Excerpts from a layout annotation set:
● ● ● ●

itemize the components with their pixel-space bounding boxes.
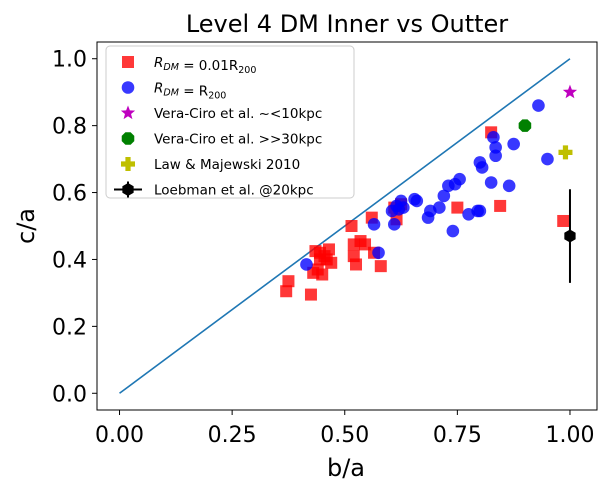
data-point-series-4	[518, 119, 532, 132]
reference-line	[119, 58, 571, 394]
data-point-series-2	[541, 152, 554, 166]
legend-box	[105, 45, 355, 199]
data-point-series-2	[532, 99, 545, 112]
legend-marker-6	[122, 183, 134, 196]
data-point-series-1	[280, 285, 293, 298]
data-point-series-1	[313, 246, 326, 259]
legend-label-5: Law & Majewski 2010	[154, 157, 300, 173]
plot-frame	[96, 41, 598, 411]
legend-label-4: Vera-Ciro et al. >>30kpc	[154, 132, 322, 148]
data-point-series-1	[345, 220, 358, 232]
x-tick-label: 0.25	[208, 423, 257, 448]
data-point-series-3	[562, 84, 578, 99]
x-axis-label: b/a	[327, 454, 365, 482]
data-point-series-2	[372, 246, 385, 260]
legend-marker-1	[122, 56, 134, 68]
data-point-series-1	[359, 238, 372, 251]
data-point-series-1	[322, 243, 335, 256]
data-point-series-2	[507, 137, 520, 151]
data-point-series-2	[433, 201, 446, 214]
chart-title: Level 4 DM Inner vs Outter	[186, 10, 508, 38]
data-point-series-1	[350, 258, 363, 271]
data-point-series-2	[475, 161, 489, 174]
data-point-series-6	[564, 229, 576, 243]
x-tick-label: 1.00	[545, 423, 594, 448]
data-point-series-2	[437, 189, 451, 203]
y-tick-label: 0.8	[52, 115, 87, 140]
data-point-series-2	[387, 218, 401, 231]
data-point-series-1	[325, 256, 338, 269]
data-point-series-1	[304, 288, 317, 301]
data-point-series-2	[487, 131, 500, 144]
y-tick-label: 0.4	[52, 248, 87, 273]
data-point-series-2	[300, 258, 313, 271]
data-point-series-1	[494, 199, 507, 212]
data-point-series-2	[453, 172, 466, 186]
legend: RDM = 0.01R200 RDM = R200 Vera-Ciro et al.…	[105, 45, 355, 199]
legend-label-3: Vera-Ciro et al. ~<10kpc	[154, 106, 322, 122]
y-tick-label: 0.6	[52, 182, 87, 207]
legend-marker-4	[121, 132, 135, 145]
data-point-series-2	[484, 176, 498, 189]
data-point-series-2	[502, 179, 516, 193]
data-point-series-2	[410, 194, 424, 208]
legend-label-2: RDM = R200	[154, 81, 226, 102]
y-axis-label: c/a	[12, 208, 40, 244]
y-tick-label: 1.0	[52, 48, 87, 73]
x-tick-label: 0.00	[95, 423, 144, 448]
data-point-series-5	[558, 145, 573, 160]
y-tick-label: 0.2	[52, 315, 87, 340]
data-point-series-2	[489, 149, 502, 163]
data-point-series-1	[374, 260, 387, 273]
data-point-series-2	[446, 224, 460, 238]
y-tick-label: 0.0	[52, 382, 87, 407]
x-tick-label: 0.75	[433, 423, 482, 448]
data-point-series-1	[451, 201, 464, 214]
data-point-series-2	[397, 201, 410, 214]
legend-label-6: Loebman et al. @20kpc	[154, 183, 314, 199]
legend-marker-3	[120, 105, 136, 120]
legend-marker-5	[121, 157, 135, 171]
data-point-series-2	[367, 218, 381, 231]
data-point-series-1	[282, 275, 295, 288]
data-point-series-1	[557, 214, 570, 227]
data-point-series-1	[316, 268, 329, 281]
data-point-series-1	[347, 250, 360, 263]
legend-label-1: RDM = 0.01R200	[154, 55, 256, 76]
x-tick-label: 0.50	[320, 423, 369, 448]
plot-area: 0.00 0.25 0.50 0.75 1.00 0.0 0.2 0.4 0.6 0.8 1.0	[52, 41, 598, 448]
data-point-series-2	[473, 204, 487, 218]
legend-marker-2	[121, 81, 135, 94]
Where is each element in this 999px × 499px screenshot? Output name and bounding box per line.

● ● ● ●

### [Short exercise]
Please write out all of the data above line by line, without changing anything, and leave the pictures out.

### [Answer to this problem]
itemize the components with their pixel-space bounding boxes.
data-point-series-4	[518, 119, 532, 132]
reference-line	[119, 58, 571, 394]
data-point-series-2	[541, 152, 554, 166]
legend-box	[105, 45, 355, 199]
data-point-series-2	[532, 99, 545, 112]
legend-marker-6	[122, 183, 134, 196]
data-point-series-1	[280, 285, 293, 298]
data-point-series-1	[313, 246, 326, 259]
legend-label-5: Law & Majewski 2010	[154, 157, 300, 173]
plot-frame	[96, 41, 598, 411]
legend-label-4: Vera-Ciro et al. >>30kpc	[154, 132, 322, 148]
data-point-series-1	[345, 220, 358, 232]
x-tick-label: 0.25	[208, 423, 257, 448]
data-point-series-3	[562, 84, 578, 99]
x-axis-label: b/a	[327, 454, 365, 482]
data-point-series-2	[372, 246, 385, 260]
legend-marker-1	[122, 56, 134, 68]
data-point-series-1	[359, 238, 372, 251]
data-point-series-1	[322, 243, 335, 256]
data-point-series-2	[507, 137, 520, 151]
data-point-series-2	[433, 201, 446, 214]
chart-title: Level 4 DM Inner vs Outter	[186, 10, 508, 38]
data-point-series-1	[350, 258, 363, 271]
data-point-series-2	[475, 161, 489, 174]
data-point-series-6	[564, 229, 576, 243]
x-tick-label: 1.00	[545, 423, 594, 448]
data-point-series-2	[437, 189, 451, 203]
y-tick-label: 0.8	[52, 115, 87, 140]
data-point-series-2	[387, 218, 401, 231]
data-point-series-1	[325, 256, 338, 269]
data-point-series-1	[304, 288, 317, 301]
data-point-series-2	[487, 131, 500, 144]
y-tick-label: 0.4	[52, 248, 87, 273]
data-point-series-2	[300, 258, 313, 271]
data-point-series-1	[494, 199, 507, 212]
data-point-series-2	[453, 172, 466, 186]
legend: RDM = 0.01R200 RDM = R200 Vera-Ciro et al.…	[105, 45, 355, 199]
legend-label-3: Vera-Ciro et al. ~<10kpc	[154, 106, 322, 122]
y-tick-label: 0.6	[52, 182, 87, 207]
legend-marker-4	[121, 132, 135, 145]
data-point-series-2	[484, 176, 498, 189]
data-point-series-2	[502, 179, 516, 193]
data-point-series-2	[410, 194, 424, 208]
legend-label-2: RDM = R200	[154, 81, 226, 102]
y-axis-label: c/a	[12, 208, 40, 244]
y-tick-label: 1.0	[52, 48, 87, 73]
x-tick-label: 0.00	[95, 423, 144, 448]
data-point-series-5	[558, 145, 573, 160]
y-tick-label: 0.2	[52, 315, 87, 340]
data-point-series-2	[489, 149, 502, 163]
data-point-series-1	[374, 260, 387, 273]
data-point-series-2	[446, 224, 460, 238]
y-tick-label: 0.0	[52, 382, 87, 407]
x-tick-label: 0.75	[433, 423, 482, 448]
data-point-series-1	[451, 201, 464, 214]
data-point-series-2	[397, 201, 410, 214]
legend-label-6: Loebman et al. @20kpc	[154, 183, 314, 199]
legend-marker-3	[120, 105, 136, 120]
legend-marker-5	[121, 157, 135, 171]
data-point-series-2	[367, 218, 381, 231]
data-point-series-1	[282, 275, 295, 288]
data-point-series-1	[557, 214, 570, 227]
data-point-series-1	[316, 268, 329, 281]
data-point-series-1	[347, 250, 360, 263]
legend-label-1: RDM = 0.01R200	[154, 55, 256, 76]
x-tick-label: 0.50	[320, 423, 369, 448]
plot-area: 0.00 0.25 0.50 0.75 1.00 0.0 0.2 0.4 0.6 0.8 1.0	[52, 41, 598, 448]
data-point-series-2	[473, 204, 487, 218]
legend-marker-2	[121, 81, 135, 94]
Where is each element in this 999px × 499px screenshot? Output name and bounding box per line.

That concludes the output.